[Records contained in a dataset]

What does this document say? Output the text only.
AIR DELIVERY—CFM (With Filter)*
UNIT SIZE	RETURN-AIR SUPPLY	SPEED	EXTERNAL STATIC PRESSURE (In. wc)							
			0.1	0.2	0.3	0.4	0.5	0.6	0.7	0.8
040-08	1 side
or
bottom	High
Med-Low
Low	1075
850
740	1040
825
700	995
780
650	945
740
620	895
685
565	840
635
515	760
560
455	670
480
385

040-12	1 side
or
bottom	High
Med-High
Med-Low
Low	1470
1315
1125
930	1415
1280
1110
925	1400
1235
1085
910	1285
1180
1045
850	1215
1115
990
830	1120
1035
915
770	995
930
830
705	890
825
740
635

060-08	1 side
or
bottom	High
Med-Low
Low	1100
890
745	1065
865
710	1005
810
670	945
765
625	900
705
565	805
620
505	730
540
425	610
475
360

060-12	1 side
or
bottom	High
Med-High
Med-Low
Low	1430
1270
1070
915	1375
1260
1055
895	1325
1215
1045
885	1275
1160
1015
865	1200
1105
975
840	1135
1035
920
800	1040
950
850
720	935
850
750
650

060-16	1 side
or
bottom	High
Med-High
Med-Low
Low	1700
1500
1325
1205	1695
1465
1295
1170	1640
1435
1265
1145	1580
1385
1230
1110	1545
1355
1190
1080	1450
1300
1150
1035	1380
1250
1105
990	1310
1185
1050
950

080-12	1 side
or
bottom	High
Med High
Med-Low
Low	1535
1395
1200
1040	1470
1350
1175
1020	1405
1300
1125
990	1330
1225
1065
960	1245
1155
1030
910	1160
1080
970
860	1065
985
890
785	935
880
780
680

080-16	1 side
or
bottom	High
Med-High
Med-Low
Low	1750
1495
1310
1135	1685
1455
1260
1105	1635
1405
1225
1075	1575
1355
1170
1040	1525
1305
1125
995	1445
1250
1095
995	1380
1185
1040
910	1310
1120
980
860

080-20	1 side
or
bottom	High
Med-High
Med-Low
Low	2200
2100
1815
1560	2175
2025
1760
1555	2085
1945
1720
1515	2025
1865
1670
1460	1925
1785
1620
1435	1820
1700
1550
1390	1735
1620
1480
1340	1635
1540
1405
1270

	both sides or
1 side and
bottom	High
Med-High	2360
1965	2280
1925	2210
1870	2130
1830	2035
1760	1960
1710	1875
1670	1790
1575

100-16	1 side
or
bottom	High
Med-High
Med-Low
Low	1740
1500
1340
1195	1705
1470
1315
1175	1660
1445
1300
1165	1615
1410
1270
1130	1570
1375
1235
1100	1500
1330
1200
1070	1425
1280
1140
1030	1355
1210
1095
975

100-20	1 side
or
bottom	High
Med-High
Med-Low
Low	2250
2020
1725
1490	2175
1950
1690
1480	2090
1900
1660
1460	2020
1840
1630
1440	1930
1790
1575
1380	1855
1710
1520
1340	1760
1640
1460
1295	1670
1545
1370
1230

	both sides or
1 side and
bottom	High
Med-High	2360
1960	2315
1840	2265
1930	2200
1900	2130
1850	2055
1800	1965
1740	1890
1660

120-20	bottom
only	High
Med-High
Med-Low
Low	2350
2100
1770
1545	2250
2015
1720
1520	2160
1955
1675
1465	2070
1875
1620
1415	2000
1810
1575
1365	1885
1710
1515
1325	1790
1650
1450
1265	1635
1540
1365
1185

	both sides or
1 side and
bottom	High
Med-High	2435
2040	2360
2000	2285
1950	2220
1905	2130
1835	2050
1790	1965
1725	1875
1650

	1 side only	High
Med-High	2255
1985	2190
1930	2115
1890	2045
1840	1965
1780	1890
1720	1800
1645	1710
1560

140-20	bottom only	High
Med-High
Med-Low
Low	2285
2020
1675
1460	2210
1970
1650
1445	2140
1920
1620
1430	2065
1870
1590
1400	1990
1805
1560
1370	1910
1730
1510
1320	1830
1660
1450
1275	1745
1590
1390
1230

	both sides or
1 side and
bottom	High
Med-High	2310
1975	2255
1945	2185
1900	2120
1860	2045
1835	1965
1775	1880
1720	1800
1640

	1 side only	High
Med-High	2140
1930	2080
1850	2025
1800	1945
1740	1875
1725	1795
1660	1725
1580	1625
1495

WHAT TO WORK ON: Reproduce all of the material above word for word.

ANSWER TO THE PROBLEM:
What does this document say? Output the text only.
AIR DELIVERY—CFM (With Filter)*
UNIT SIZE	RETURN-AIR SUPPLY	SPEED	EXTERNAL STATIC PRESSURE (In. wc)							
			0.1	0.2	0.3	0.4	0.5	0.6	0.7	0.8
040-08	1 side
or
bottom	High
Med-Low
Low	1075
850
740	1040
825
700	995
780
650	945
740
620	895
685
565	840
635
515	760
560
455	670
480
385

040-12	1 side
or
bottom	High
Med-High
Med-Low
Low	1470
1315
1125
930	1415
1280
1110
925	1400
1235
1085
910	1285
1180
1045
850	1215
1115
990
830	1120
1035
915
770	995
930
830
705	890
825
740
635

060-08	1 side
or
bottom	High
Med-Low
Low	1100
890
745	1065
865
710	1005
810
670	945
765
625	900
705
565	805
620
505	730
540
425	610
475
360

060-12	1 side
or
bottom	High
Med-High
Med-Low
Low	1430
1270
1070
915	1375
1260
1055
895	1325
1215
1045
885	1275
1160
1015
865	1200
1105
975
840	1135
1035
920
800	1040
950
850
720	935
850
750
650

060-16	1 side
or
bottom	High
Med-High
Med-Low
Low	1700
1500
1325
1205	1695
1465
1295
1170	1640
1435
1265
1145	1580
1385
1230
1110	1545
1355
1190
1080	1450
1300
1150
1035	1380
1250
1105
990	1310
1185
1050
950

080-12	1 side
or
bottom	High
Med High
Med-Low
Low	1535
1395
1200
1040	1470
1350
1175
1020	1405
1300
1125
990	1330
1225
1065
960	1245
1155
1030
910	1160
1080
970
860	1065
985
890
785	935
880
780
680

080-16	1 side
or
bottom	High
Med-High
Med-Low
Low	1750
1495
1310
1135	1685
1455
1260
1105	1635
1405
1225
1075	1575
1355
1170
1040	1525
1305
1125
995	1445
1250
1095
995	1380
1185
1040
910	1310
1120
980
860

080-20	1 side
or
bottom	High
Med-High
Med-Low
Low	2200
2100
1815
1560	2175
2025
1760
1555	2085
1945
1720
1515	2025
1865
1670
1460	1925
1785
1620
1435	1820
1700
1550
1390	1735
1620
1480
1340	1635
1540
1405
1270

	both sides or
1 side and
bottom	High
Med-High	2360
1965	2280
1925	2210
1870	2130
1830	2035
1760	1960
1710	1875
1670	1790
1575

100-16	1 side
or
bottom	High
Med-High
Med-Low
Low	1740
1500
1340
1195	1705
1470
1315
1175	1660
1445
1300
1165	1615
1410
1270
1130	1570
1375
1235
1100	1500
1330
1200
1070	1425
1280
1140
1030	1355
1210
1095
975

100-20	1 side
or
bottom	High
Med-High
Med-Low
Low	2250
2020
1725
1490	2175
1950
1690
1480	2090
1900
1660
1460	2020
1840
1630
1440	1930
1790
1575
1380	1855
1710
1520
1340	1760
1640
1460
1295	1670
1545
1370
1230

	both sides or
1 side and
bottom	High
Med-High	2360
1960	2315
1840	2265
1930	2200
1900	2130
1850	2055
1800	1965
1740	1890
1660

120-20	bottom
only	High
Med-High
Med-Low
Low	2350
2100
1770
1545	2250
2015
1720
1520	2160
1955
1675
1465	2070
1875
1620
1415	2000
1810
1575
1365	1885
1710
1515
1325	1790
1650
1450
1265	1635
1540
1365
1185

	both sides or
1 side and
bottom	High
Med-High	2435
2040	2360
2000	2285
1950	2220
1905	2130
1835	2050
1790	1965
1725	1875
1650

	1 side only	High
Med-High	2255
1985	2190
1930	2115
1890	2045
1840	1965
1780	1890
1720	1800
1645	1710
1560

140-20	bottom only	High
Med-High
Med-Low
Low	2285
2020
1675
1460	2210
1970
1650
1445	2140
1920
1620
1430	2065
1870
1590
1400	1990
1805
1560
1370	1910
1730
1510
1320	1830
1660
1450
1275	1745
1590
1390
1230

	both sides or
1 side and
bottom	High
Med-High	2310
1975	2255
1945	2185
1900	2120
1860	2045
1835	1965
1775	1880
1720	1800
1640

	1 side only	High
Med-High	2140
1930	2080
1850	2025
1800	1945
1740	1875
1725	1795
1660	1725
1580	1625
1495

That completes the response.